## Task instructions
Lift out all lines below that contain "title".
= = = =
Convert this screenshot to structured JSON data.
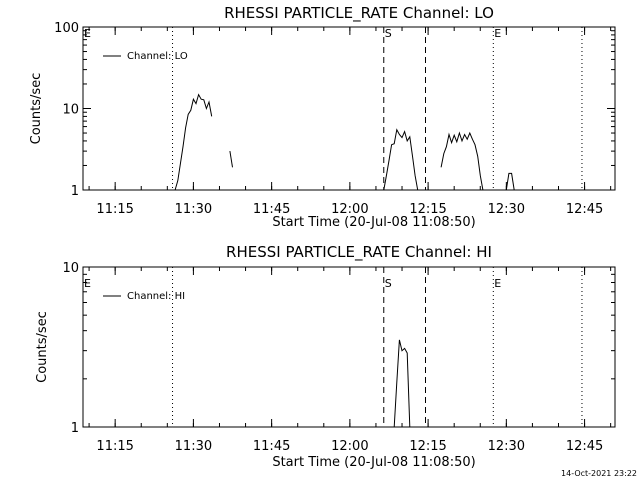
{
  "chart_data": [
    {
      "type": "line",
      "title": "RHESSI PARTICLE_RATE Channel: LO",
      "xlabel": "Start Time (20-Jul-08 11:08:50)",
      "ylabel": "Counts/sec",
      "yscale": "log",
      "xlim": [
        "11:08:50",
        "12:50:50"
      ],
      "ylim": [
        1,
        100
      ],
      "x_ticks": [
        "11:15",
        "11:30",
        "11:45",
        "12:00",
        "12:15",
        "12:30",
        "12:45"
      ],
      "y_ticks": [
        "1",
        "10",
        "100"
      ],
      "legend": "Channel: LO",
      "legend_position": "top-left",
      "event_markers": [
        {
          "label": "E",
          "time": "11:08:50",
          "style": "none"
        },
        {
          "label": "",
          "time": "11:26:00",
          "style": "dotted"
        },
        {
          "label": "S",
          "time": "12:06:30",
          "style": "dashed"
        },
        {
          "label": "",
          "time": "12:14:30",
          "style": "dashed"
        },
        {
          "label": "E",
          "time": "12:27:30",
          "style": "dotted"
        },
        {
          "label": "",
          "time": "12:44:30",
          "style": "dotted"
        }
      ],
      "series": [
        {
          "name": "Channel: LO",
          "segments": [
            [
              [
                "11:26:30",
                1.0
              ],
              [
                "11:27:00",
                1.3
              ],
              [
                "11:27:30",
                2.1
              ],
              [
                "11:28:00",
                3.4
              ],
              [
                "11:28:30",
                5.8
              ],
              [
                "11:29:00",
                8.5
              ],
              [
                "11:29:30",
                9.5
              ],
              [
                "11:30:00",
                13.0
              ],
              [
                "11:30:30",
                11.5
              ],
              [
                "11:31:00",
                14.8
              ],
              [
                "11:31:30",
                13.0
              ],
              [
                "11:32:00",
                12.8
              ],
              [
                "11:32:30",
                10.0
              ],
              [
                "11:33:00",
                12.0
              ],
              [
                "11:33:30",
                8.0
              ]
            ],
            [
              [
                "11:37:00",
                3.0
              ],
              [
                "11:37:30",
                1.9
              ]
            ],
            [
              [
                "12:06:30",
                1.0
              ],
              [
                "12:07:00",
                1.5
              ],
              [
                "12:07:30",
                2.3
              ],
              [
                "12:08:00",
                3.6
              ],
              [
                "12:08:30",
                3.7
              ],
              [
                "12:09:00",
                5.5
              ],
              [
                "12:09:30",
                4.8
              ],
              [
                "12:10:00",
                4.4
              ],
              [
                "12:10:30",
                5.2
              ],
              [
                "12:11:00",
                4.0
              ],
              [
                "12:11:30",
                4.5
              ],
              [
                "12:12:00",
                2.6
              ],
              [
                "12:12:30",
                1.5
              ],
              [
                "12:13:00",
                1.0
              ]
            ],
            [
              [
                "12:17:30",
                1.9
              ],
              [
                "12:18:00",
                2.8
              ],
              [
                "12:18:30",
                3.4
              ],
              [
                "12:19:00",
                4.8
              ],
              [
                "12:19:30",
                3.8
              ],
              [
                "12:20:00",
                4.7
              ],
              [
                "12:20:30",
                3.9
              ],
              [
                "12:21:00",
                5.0
              ],
              [
                "12:21:30",
                4.0
              ],
              [
                "12:22:00",
                4.8
              ],
              [
                "12:22:30",
                4.2
              ],
              [
                "12:23:00",
                5.0
              ],
              [
                "12:23:30",
                4.2
              ],
              [
                "12:24:00",
                3.6
              ],
              [
                "12:24:30",
                2.6
              ],
              [
                "12:25:00",
                1.5
              ],
              [
                "12:25:30",
                1.0
              ]
            ],
            [
              [
                "12:30:00",
                1.0
              ],
              [
                "12:30:30",
                1.6
              ],
              [
                "12:31:00",
                1.6
              ],
              [
                "12:31:30",
                1.0
              ]
            ]
          ]
        }
      ]
    },
    {
      "type": "line",
      "title": "RHESSI PARTICLE_RATE Channel: HI",
      "xlabel": "Start Time (20-Jul-08 11:08:50)",
      "ylabel": "Counts/sec",
      "yscale": "log",
      "xlim": [
        "11:08:50",
        "12:50:50"
      ],
      "ylim": [
        1,
        10
      ],
      "x_ticks": [
        "11:15",
        "11:30",
        "11:45",
        "12:00",
        "12:15",
        "12:30",
        "12:45"
      ],
      "y_ticks": [
        "1",
        "10"
      ],
      "legend": "Channel: HI",
      "legend_position": "top-left",
      "event_markers": [
        {
          "label": "E",
          "time": "11:08:50",
          "style": "none"
        },
        {
          "label": "",
          "time": "11:26:00",
          "style": "dotted"
        },
        {
          "label": "S",
          "time": "12:06:30",
          "style": "dashed"
        },
        {
          "label": "",
          "time": "12:14:30",
          "style": "dashed"
        },
        {
          "label": "E",
          "time": "12:27:30",
          "style": "dotted"
        },
        {
          "label": "",
          "time": "12:44:30",
          "style": "dotted"
        }
      ],
      "series": [
        {
          "name": "Channel: HI",
          "segments": [
            [
              [
                "12:08:30",
                1.0
              ],
              [
                "12:09:00",
                1.9
              ],
              [
                "12:09:30",
                3.5
              ],
              [
                "12:10:00",
                3.0
              ],
              [
                "12:10:30",
                3.1
              ],
              [
                "12:11:00",
                2.9
              ],
              [
                "12:11:30",
                1.0
              ]
            ]
          ]
        }
      ]
    }
  ],
  "footer": {
    "timestamp": "14-Oct-2021 23:22"
  }
}
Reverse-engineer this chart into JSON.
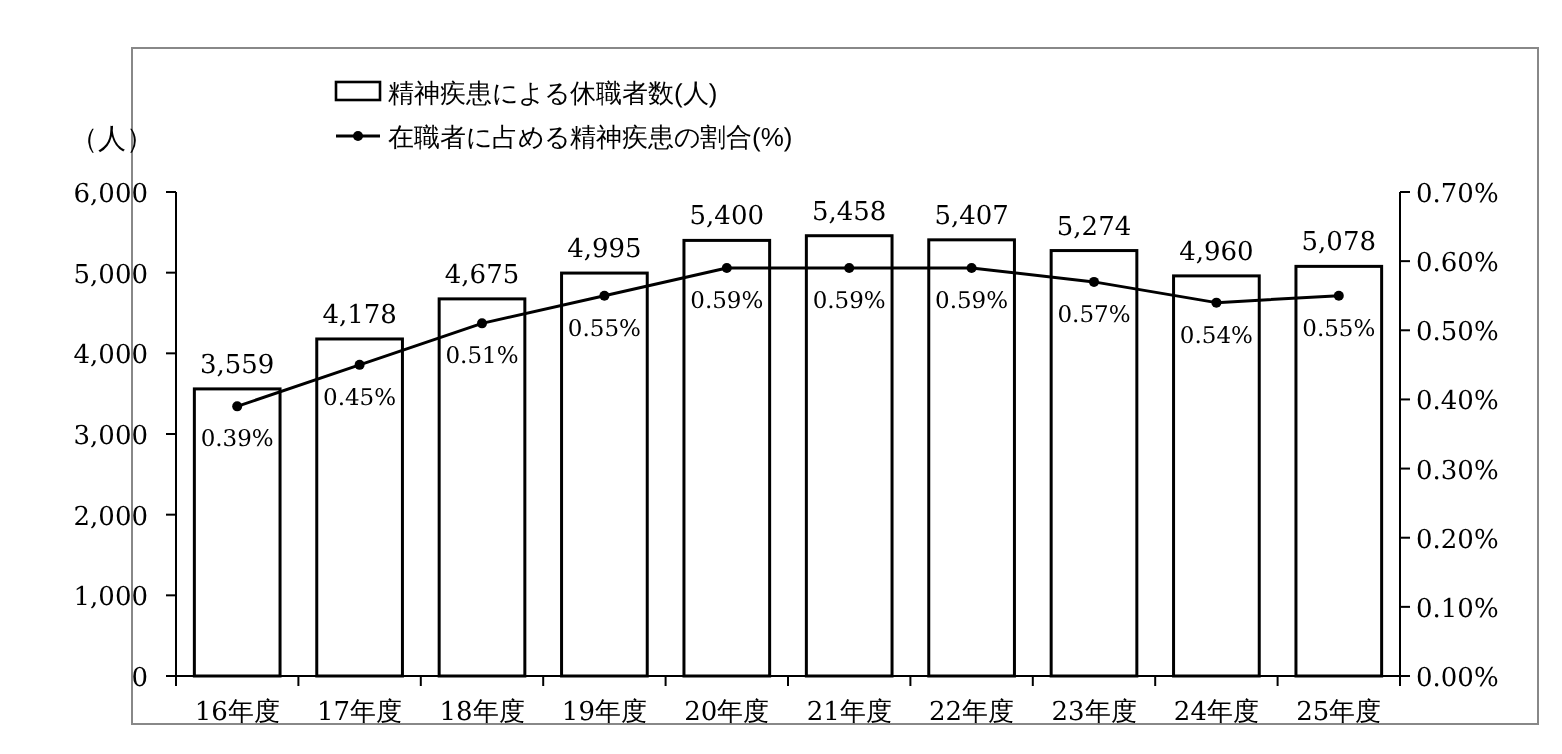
{
  "chart_data": {
    "type": "bar",
    "ylabel": "（人）",
    "legend": "top",
    "marker": "circle",
    "categories": [
      "16年度",
      "17年度",
      "18年度",
      "19年度",
      "20年度",
      "21年度",
      "22年度",
      "23年度",
      "24年度",
      "25年度"
    ],
    "ylim": [
      0,
      6000
    ],
    "yticks": [
      {
        "value": 0,
        "label": "0"
      },
      {
        "value": 1000,
        "label": "1,000"
      },
      {
        "value": 2000,
        "label": "2,000"
      },
      {
        "value": 3000,
        "label": "3,000"
      },
      {
        "value": 4000,
        "label": "4,000"
      },
      {
        "value": 5000,
        "label": "5,000"
      },
      {
        "value": 6000,
        "label": "6,000"
      }
    ],
    "y2lim": [
      0,
      0.7
    ],
    "y2ticks": [
      {
        "value": 0,
        "label": "0.00%"
      },
      {
        "value": 0.1,
        "label": "0.10%"
      },
      {
        "value": 0.2,
        "label": "0.20%"
      },
      {
        "value": 0.3,
        "label": "0.30%"
      },
      {
        "value": 0.4,
        "label": "0.40%"
      },
      {
        "value": 0.5,
        "label": "0.50%"
      },
      {
        "value": 0.6,
        "label": "0.60%"
      },
      {
        "value": 0.7,
        "label": "0.70%"
      }
    ],
    "series": [
      {
        "name": "精神疾患による休職者数(人)",
        "color": "#ffffff",
        "values": [
          3559,
          4178,
          4675,
          4995,
          5400,
          5458,
          5407,
          5274,
          4960,
          5078
        ],
        "value_labels": [
          "3,559",
          "4,178",
          "4,675",
          "4,995",
          "5,400",
          "5,458",
          "5,407",
          "5,274",
          "4,960",
          "5,078"
        ]
      },
      {
        "type": "line",
        "axis": "y2",
        "name": "在職者に占める精神疾患の割合(%)",
        "color": "#000000",
        "values": [
          0.39,
          0.45,
          0.51,
          0.55,
          0.59,
          0.59,
          0.59,
          0.57,
          0.54,
          0.55
        ],
        "value_labels": [
          "0.39%",
          "0.45%",
          "0.51%",
          "0.55%",
          "0.59%",
          "0.59%",
          "0.59%",
          "0.57%",
          "0.54%",
          "0.55%"
        ]
      }
    ]
  }
}
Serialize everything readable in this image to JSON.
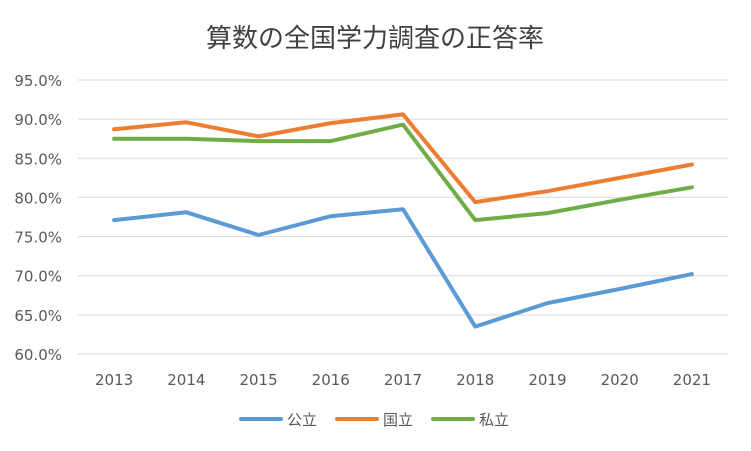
{
  "chart_data": {
    "type": "line",
    "title": "算数の全国学力調査の正答率",
    "xlabel": "",
    "ylabel": "",
    "categories": [
      "2013",
      "2014",
      "2015",
      "2016",
      "2017",
      "2018",
      "2019",
      "2020",
      "2021"
    ],
    "ylim": [
      0.6,
      0.95
    ],
    "yticks": [
      "95.0%",
      "90.0%",
      "85.0%",
      "80.0%",
      "75.0%",
      "70.0%",
      "65.0%",
      "60.0%"
    ],
    "ytick_values": [
      0.95,
      0.9,
      0.85,
      0.8,
      0.75,
      0.7,
      0.65,
      0.6
    ],
    "grid": true,
    "legend_position": "bottom",
    "series": [
      {
        "name": "公立",
        "color": "#5B9BD5",
        "values": [
          0.771,
          0.781,
          0.752,
          0.776,
          0.785,
          0.635,
          0.665,
          0.683,
          0.702
        ]
      },
      {
        "name": "国立",
        "color": "#ED7D31",
        "values": [
          0.887,
          0.896,
          0.878,
          0.895,
          0.906,
          0.794,
          0.808,
          0.825,
          0.842
        ]
      },
      {
        "name": "私立",
        "color": "#70AD47",
        "values": [
          0.875,
          0.875,
          0.872,
          0.872,
          0.893,
          0.771,
          0.78,
          0.797,
          0.813
        ]
      }
    ]
  }
}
= = = =
## Output
      "title": "RHESSI PARTICLE_RATE Channel: LO",
      "title": "RHESSI PARTICLE_RATE Channel: HI",
    "title": "算数の全国学力調査の正答率",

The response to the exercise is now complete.